Dataset records
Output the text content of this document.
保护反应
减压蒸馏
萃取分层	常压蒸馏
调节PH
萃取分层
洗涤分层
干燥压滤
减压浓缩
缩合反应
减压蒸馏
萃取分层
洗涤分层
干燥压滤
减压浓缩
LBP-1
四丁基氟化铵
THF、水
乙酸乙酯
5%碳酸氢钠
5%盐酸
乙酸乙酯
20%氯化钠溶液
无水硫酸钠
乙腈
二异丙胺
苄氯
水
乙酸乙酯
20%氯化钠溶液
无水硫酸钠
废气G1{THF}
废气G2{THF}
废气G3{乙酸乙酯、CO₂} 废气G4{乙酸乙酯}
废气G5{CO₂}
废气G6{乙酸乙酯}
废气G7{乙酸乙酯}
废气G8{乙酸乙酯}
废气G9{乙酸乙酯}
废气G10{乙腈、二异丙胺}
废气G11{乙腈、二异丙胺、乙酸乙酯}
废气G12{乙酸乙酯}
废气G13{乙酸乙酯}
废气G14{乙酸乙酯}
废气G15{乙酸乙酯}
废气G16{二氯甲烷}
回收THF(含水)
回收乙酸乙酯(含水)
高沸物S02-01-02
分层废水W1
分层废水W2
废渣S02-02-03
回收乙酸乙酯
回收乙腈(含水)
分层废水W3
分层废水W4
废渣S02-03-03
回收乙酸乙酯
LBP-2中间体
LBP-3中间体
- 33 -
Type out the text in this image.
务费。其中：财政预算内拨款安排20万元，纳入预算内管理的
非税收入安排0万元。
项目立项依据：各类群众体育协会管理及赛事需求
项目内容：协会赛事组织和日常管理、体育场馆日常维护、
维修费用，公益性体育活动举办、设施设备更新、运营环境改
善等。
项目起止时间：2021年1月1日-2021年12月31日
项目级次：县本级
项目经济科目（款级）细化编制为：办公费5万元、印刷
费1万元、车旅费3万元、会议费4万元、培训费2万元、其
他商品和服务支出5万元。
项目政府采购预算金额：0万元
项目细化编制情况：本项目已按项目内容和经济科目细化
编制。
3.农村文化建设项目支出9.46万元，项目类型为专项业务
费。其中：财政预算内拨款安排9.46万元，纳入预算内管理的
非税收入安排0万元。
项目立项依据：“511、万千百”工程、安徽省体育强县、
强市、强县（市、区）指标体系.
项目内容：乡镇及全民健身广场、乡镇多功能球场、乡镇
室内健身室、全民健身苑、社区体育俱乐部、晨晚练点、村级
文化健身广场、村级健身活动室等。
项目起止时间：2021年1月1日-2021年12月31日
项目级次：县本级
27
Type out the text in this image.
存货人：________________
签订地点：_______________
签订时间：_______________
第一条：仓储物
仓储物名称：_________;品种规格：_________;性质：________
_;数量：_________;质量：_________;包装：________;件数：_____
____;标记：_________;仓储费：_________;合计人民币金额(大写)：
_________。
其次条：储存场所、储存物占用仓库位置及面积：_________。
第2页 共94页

_Exercise details_
Reproduce every record above exactly as it appears.

_Complete output_
Output the text content of this document.
保护反应
减压蒸馏
萃取分层	常压蒸馏
调节PH
萃取分层
洗涤分层
干燥压滤
减压浓缩
缩合反应
减压蒸馏
萃取分层
洗涤分层
干燥压滤
减压浓缩
LBP-1
四丁基氟化铵
THF、水
乙酸乙酯
5%碳酸氢钠
5%盐酸
乙酸乙酯
20%氯化钠溶液
无水硫酸钠
乙腈
二异丙胺
苄氯
水
乙酸乙酯
20%氯化钠溶液
无水硫酸钠
废气G1{THF}
废气G2{THF}
废气G3{乙酸乙酯、CO₂} 废气G4{乙酸乙酯}
废气G5{CO₂}
废气G6{乙酸乙酯}
废气G7{乙酸乙酯}
废气G8{乙酸乙酯}
废气G9{乙酸乙酯}
废气G10{乙腈、二异丙胺}
废气G11{乙腈、二异丙胺、乙酸乙酯}
废气G12{乙酸乙酯}
废气G13{乙酸乙酯}
废气G14{乙酸乙酯}
废气G15{乙酸乙酯}
废气G16{二氯甲烷}
回收THF(含水)
回收乙酸乙酯(含水)
高沸物S02-01-02
分层废水W1
分层废水W2
废渣S02-02-03
回收乙酸乙酯
回收乙腈(含水)
分层废水W3
分层废水W4
废渣S02-03-03
回收乙酸乙酯
LBP-2中间体
LBP-3中间体
- 33 -
Type out the text in this image.
务费。其中：财政预算内拨款安排20万元，纳入预算内管理的
非税收入安排0万元。
项目立项依据：各类群众体育协会管理及赛事需求
项目内容：协会赛事组织和日常管理、体育场馆日常维护、
维修费用，公益性体育活动举办、设施设备更新、运营环境改
善等。
项目起止时间：2021年1月1日-2021年12月31日
项目级次：县本级
项目经济科目（款级）细化编制为：办公费5万元、印刷
费1万元、车旅费3万元、会议费4万元、培训费2万元、其
他商品和服务支出5万元。
项目政府采购预算金额：0万元
项目细化编制情况：本项目已按项目内容和经济科目细化
编制。
3.农村文化建设项目支出9.46万元，项目类型为专项业务
费。其中：财政预算内拨款安排9.46万元，纳入预算内管理的
非税收入安排0万元。
项目立项依据：“511、万千百”工程、安徽省体育强县、
强市、强县（市、区）指标体系.
项目内容：乡镇及全民健身广场、乡镇多功能球场、乡镇
室内健身室、全民健身苑、社区体育俱乐部、晨晚练点、村级
文化健身广场、村级健身活动室等。
项目起止时间：2021年1月1日-2021年12月31日
项目级次：县本级
27
Type out the text in this image.
存货人：________________
签订地点：_______________
签订时间：_______________
第一条：仓储物
仓储物名称：_________;品种规格：_________;性质：________
_;数量：_________;质量：_________;包装：________;件数：_____
____;标记：_________;仓储费：_________;合计人民币金额(大写)：
_________。
其次条：储存场所、储存物占用仓库位置及面积：_________。
第2页 共94页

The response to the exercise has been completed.